Data records:

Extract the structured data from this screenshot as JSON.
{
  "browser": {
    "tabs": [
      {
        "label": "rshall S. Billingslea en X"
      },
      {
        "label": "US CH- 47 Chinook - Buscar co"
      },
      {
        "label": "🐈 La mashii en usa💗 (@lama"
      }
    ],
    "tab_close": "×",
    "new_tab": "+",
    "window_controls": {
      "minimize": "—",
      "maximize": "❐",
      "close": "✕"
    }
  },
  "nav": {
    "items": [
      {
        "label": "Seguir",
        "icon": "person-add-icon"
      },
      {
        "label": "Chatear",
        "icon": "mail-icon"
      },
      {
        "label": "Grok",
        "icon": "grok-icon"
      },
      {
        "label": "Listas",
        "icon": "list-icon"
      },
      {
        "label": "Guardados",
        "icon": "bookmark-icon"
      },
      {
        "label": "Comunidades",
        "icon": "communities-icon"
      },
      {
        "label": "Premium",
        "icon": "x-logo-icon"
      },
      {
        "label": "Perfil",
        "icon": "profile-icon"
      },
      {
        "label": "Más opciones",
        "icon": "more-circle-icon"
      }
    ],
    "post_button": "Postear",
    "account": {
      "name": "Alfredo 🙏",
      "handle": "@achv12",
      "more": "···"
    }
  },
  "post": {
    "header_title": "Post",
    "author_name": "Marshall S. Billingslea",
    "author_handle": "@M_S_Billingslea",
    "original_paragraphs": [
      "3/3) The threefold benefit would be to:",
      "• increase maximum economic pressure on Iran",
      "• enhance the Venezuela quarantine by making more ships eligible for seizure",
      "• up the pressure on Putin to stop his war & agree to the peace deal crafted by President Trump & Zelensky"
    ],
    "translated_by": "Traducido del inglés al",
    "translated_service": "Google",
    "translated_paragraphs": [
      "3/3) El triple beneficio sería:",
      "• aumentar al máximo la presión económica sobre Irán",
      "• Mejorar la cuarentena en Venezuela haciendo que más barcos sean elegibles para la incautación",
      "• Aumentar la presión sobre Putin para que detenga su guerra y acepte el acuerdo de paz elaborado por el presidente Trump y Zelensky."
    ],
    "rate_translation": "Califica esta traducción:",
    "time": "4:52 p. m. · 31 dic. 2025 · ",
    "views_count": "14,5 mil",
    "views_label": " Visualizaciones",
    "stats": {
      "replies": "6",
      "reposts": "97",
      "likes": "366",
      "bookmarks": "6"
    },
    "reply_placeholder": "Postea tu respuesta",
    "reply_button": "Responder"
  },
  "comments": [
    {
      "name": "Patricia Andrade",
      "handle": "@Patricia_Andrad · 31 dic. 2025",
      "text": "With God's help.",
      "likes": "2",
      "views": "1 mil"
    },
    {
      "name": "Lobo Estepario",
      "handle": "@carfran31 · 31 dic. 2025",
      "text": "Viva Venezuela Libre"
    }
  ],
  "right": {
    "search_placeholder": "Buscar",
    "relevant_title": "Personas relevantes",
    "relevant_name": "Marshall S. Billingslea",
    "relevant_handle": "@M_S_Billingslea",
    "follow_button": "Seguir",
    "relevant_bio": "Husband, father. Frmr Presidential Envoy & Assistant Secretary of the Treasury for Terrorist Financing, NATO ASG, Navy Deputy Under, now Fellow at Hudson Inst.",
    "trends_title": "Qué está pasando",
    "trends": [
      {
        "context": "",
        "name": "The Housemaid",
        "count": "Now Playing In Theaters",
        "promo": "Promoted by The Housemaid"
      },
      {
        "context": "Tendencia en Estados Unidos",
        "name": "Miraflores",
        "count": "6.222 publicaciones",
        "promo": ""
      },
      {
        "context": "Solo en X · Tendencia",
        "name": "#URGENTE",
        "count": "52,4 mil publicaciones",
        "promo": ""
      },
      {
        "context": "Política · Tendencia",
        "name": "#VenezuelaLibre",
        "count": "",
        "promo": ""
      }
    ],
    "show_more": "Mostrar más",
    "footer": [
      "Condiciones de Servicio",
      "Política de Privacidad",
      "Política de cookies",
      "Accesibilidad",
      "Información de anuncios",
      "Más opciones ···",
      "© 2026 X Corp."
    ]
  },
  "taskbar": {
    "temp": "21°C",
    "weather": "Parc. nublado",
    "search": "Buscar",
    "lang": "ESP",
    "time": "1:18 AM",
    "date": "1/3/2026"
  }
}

*Exercise task*: Look for lines containing the string "Tendencia" and copy them all.

*The result*:
        "context": "Tendencia en Estados Unidos",
        "context": "Solo en X · Tendencia",
        "context": "Política · Tendencia",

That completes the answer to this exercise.